BRIEF: Copy the records below exactly, leaving out any pictures.

THE RECORDS:
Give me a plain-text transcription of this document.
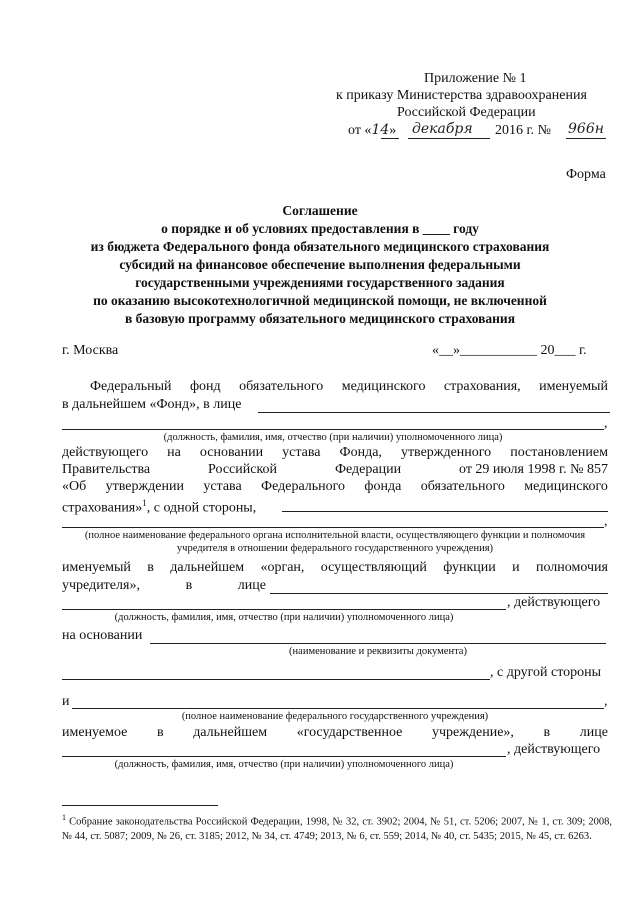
Приложение № 1
к приказу Министерства здравоохранения
Российской Федерации
от «14» декабря 2016 г. № 966н
Форма
Соглашение
о порядке и об условиях предоставления в ____ году
из бюджета Федерального фонда обязательного медицинского страхования
субсидий на финансовое обеспечение выполнения федеральными
государственными учреждениями государственного задания
по оказанию высокотехнологичной медицинской помощи, не включенной
в базовую программу обязательного медицинского страхования
г. Москва	«__»___________ 20___ г.
Федеральный фонд обязательного медицинского страхования, именуемый
в дальнейшем «Фонд», в лице
,
(должность, фамилия, имя, отчество (при наличии) уполномоченного лица)
действующего на основании устава Фонда, утвержденного постановлением
Правительства	Российской	Федерации	от 29 июля 1998 г. № 857
«Об утверждении устава Федерального фонда обязательного медицинского
страхования»$^1$, с одной стороны,
,
(полное наименование федерального органа исполнительной власти, осуществляющего функции и полномочия
учредителя в отношении федерального государственного учреждения)
именуемый в дальнейшем «орган, осуществляющий функции и полномочия
учредителя»,	в	лице
, действующего
(должность, фамилия, имя, отчество (при наличии) уполномоченного лица)
на основании
(наименование и реквизиты документа)
, с другой стороны
и	,
(полное наименование федерального государственного учреждения)
именуемое в дальнейшем «государственное учреждение», в лице
, действующего
(должность, фамилия, имя, отчество (при наличии) уполномоченного лица)
$^1$ Собрание законодательства Российской Федерации, 1998, № 32, ст. 3902; 2004, № 51, ст. 5206; 2007, № 1, ст. 309; 2008, № 44, ст. 5087; 2009, № 26, ст. 3185; 2012, № 34, ст. 4749; 2013, № 6, ст. 559; 2014, № 40, ст. 5435; 2015, № 45, ст. 6263.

WRITTEN RESPONSE:
Give me a plain-text transcription of this document.
Приложение № 1
к приказу Министерства здравоохранения
Российской Федерации
от «14» декабря 2016 г. № 966н
Форма
Соглашение
о порядке и об условиях предоставления в ____ году
из бюджета Федерального фонда обязательного медицинского страхования
субсидий на финансовое обеспечение выполнения федеральными
государственными учреждениями государственного задания
по оказанию высокотехнологичной медицинской помощи, не включенной
в базовую программу обязательного медицинского страхования
г. Москва	«__»___________ 20___ г.
Федеральный фонд обязательного медицинского страхования, именуемый
в дальнейшем «Фонд», в лице
,
(должность, фамилия, имя, отчество (при наличии) уполномоченного лица)
действующего на основании устава Фонда, утвержденного постановлением
Правительства	Российской	Федерации	от 29 июля 1998 г. № 857
«Об утверждении устава Федерального фонда обязательного медицинского
страхования»$^1$, с одной стороны,
,
(полное наименование федерального органа исполнительной власти, осуществляющего функции и полномочия
учредителя в отношении федерального государственного учреждения)
именуемый в дальнейшем «орган, осуществляющий функции и полномочия
учредителя»,	в	лице
, действующего
(должность, фамилия, имя, отчество (при наличии) уполномоченного лица)
на основании
(наименование и реквизиты документа)
, с другой стороны
и	,
(полное наименование федерального государственного учреждения)
именуемое в дальнейшем «государственное учреждение», в лице
, действующего
(должность, фамилия, имя, отчество (при наличии) уполномоченного лица)
$^1$ Собрание законодательства Российской Федерации, 1998, № 32, ст. 3902; 2004, № 51, ст. 5206; 2007, № 1, ст. 309; 2008, № 44, ст. 5087; 2009, № 26, ст. 3185; 2012, № 34, ст. 4749; 2013, № 6, ст. 559; 2014, № 40, ст. 5435; 2015, № 45, ст. 6263.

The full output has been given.